Prompt
From the listing that follows, extract every line and set it down unaltered.

═════ Exercise data

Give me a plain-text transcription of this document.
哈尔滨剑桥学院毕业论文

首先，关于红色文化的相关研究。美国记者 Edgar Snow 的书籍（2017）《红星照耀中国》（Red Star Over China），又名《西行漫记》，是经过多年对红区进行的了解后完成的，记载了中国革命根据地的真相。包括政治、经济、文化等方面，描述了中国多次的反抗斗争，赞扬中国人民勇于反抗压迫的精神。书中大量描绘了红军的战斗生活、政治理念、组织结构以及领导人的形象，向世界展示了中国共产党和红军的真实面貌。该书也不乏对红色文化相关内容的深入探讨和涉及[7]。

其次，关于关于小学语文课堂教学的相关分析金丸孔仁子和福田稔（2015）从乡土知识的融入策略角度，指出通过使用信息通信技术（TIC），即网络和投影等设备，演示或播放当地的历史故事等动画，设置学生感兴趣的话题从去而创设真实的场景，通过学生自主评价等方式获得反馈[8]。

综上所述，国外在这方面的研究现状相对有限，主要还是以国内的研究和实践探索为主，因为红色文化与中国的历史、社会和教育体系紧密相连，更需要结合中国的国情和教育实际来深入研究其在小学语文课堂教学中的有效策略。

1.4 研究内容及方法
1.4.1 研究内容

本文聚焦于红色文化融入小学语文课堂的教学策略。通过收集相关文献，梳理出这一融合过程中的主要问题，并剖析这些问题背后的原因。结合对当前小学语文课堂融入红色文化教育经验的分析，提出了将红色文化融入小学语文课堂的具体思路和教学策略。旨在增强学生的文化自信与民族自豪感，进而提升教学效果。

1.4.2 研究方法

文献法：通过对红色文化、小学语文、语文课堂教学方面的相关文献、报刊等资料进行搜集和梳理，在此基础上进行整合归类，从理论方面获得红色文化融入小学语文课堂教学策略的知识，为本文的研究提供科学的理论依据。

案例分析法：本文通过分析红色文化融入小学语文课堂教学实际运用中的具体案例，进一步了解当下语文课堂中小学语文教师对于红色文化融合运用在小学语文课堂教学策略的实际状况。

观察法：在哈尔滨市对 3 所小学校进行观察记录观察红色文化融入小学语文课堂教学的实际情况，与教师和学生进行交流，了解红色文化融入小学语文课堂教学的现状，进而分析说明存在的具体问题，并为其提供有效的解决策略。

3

══════════

Written solution
Give me a plain-text transcription of this document.
哈尔滨剑桥学院毕业论文

首先，关于红色文化的相关研究。美国记者 Edgar Snow 的书籍（2017）《红星照耀中国》（Red Star Over China），又名《西行漫记》，是经过多年对红区进行的了解后完成的，记载了中国革命根据地的真相。包括政治、经济、文化等方面，描述了中国多次的反抗斗争，赞扬中国人民勇于反抗压迫的精神。书中大量描绘了红军的战斗生活、政治理念、组织结构以及领导人的形象，向世界展示了中国共产党和红军的真实面貌。该书也不乏对红色文化相关内容的深入探讨和涉及[7]。

其次，关于关于小学语文课堂教学的相关分析金丸孔仁子和福田稔（2015）从乡土知识的融入策略角度，指出通过使用信息通信技术（TIC），即网络和投影等设备，演示或播放当地的历史故事等动画，设置学生感兴趣的话题从去而创设真实的场景，通过学生自主评价等方式获得反馈[8]。

综上所述，国外在这方面的研究现状相对有限，主要还是以国内的研究和实践探索为主，因为红色文化与中国的历史、社会和教育体系紧密相连，更需要结合中国的国情和教育实际来深入研究其在小学语文课堂教学中的有效策略。

1.4 研究内容及方法
1.4.1 研究内容

本文聚焦于红色文化融入小学语文课堂的教学策略。通过收集相关文献，梳理出这一融合过程中的主要问题，并剖析这些问题背后的原因。结合对当前小学语文课堂融入红色文化教育经验的分析，提出了将红色文化融入小学语文课堂的具体思路和教学策略。旨在增强学生的文化自信与民族自豪感，进而提升教学效果。

1.4.2 研究方法

文献法：通过对红色文化、小学语文、语文课堂教学方面的相关文献、报刊等资料进行搜集和梳理，在此基础上进行整合归类，从理论方面获得红色文化融入小学语文课堂教学策略的知识，为本文的研究提供科学的理论依据。

案例分析法：本文通过分析红色文化融入小学语文课堂教学实际运用中的具体案例，进一步了解当下语文课堂中小学语文教师对于红色文化融合运用在小学语文课堂教学策略的实际状况。

观察法：在哈尔滨市对 3 所小学校进行观察记录观察红色文化融入小学语文课堂教学的实际情况，与教师和学生进行交流，了解红色文化融入小学语文课堂教学的现状，进而分析说明存在的具体问题，并为其提供有效的解决策略。

3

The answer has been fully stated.